§ GOAL OF THE EXERCISE
Copy out each line below that has the word "this" in it.

§ DATASET RECORDS
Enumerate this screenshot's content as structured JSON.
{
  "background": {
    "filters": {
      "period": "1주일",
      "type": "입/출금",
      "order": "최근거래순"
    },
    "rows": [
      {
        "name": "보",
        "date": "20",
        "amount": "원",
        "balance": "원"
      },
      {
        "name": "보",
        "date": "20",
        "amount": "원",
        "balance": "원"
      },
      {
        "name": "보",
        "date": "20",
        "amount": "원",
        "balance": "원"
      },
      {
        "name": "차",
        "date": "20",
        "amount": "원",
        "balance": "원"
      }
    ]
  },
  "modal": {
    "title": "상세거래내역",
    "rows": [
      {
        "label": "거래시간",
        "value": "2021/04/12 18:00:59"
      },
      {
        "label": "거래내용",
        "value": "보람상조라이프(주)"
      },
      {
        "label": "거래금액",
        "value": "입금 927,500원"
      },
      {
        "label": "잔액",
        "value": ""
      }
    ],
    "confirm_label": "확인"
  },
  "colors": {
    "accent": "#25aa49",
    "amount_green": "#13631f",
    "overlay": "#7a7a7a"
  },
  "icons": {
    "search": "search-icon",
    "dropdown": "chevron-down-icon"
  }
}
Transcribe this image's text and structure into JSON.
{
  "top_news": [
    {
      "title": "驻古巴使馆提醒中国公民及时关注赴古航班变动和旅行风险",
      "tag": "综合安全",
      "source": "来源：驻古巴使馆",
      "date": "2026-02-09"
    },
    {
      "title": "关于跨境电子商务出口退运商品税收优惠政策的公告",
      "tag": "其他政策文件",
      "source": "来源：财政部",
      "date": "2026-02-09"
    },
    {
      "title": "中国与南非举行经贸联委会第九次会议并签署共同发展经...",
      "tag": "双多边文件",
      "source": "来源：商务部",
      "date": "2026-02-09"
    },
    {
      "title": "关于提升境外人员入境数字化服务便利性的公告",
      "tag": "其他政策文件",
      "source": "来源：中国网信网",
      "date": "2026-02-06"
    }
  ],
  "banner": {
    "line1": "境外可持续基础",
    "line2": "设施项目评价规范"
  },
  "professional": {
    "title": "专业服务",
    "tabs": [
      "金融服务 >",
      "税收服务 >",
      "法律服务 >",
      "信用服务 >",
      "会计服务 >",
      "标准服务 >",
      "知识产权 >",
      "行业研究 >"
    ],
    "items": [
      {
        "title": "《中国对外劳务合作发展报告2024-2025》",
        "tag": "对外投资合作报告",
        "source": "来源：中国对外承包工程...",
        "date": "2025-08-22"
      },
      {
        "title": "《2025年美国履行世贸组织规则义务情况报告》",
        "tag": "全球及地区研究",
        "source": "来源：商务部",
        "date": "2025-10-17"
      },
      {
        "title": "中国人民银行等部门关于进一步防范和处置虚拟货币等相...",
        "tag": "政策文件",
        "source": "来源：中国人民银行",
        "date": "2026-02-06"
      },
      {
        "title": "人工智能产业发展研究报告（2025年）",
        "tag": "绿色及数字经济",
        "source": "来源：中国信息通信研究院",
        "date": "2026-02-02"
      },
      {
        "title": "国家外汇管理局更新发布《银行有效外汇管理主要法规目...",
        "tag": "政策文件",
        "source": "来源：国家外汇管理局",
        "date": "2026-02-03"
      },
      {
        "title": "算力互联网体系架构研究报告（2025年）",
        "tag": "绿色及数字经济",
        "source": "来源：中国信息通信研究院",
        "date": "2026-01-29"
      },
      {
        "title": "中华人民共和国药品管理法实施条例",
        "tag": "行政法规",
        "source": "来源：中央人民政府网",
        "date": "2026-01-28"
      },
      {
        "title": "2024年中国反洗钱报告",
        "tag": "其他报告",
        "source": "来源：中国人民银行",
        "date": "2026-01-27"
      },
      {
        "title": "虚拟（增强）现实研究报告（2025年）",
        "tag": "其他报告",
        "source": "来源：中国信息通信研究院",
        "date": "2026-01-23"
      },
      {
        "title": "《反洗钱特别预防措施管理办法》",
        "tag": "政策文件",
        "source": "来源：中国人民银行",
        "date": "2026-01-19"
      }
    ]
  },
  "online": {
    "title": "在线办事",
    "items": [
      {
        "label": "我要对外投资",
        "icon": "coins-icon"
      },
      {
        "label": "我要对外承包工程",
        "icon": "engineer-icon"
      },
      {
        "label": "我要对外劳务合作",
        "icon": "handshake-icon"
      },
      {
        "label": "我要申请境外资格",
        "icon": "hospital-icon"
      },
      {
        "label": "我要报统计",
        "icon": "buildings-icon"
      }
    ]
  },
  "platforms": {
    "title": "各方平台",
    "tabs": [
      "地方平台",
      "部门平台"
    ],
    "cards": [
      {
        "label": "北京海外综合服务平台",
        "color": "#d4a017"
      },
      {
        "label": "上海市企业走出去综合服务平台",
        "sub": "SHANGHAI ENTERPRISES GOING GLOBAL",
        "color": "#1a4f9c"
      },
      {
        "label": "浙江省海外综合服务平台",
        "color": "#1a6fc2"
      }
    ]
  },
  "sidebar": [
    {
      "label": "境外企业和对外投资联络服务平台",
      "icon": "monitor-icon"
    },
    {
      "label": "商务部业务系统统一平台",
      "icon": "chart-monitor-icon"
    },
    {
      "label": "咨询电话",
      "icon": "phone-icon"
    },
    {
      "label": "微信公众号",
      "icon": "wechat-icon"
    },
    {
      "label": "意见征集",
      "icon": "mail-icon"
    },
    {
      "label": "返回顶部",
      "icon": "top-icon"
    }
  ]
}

§ TASK SOLUTION
Enumerate this screenshot's content as structured JSON.
Transcribe this image's text and structure into JSON.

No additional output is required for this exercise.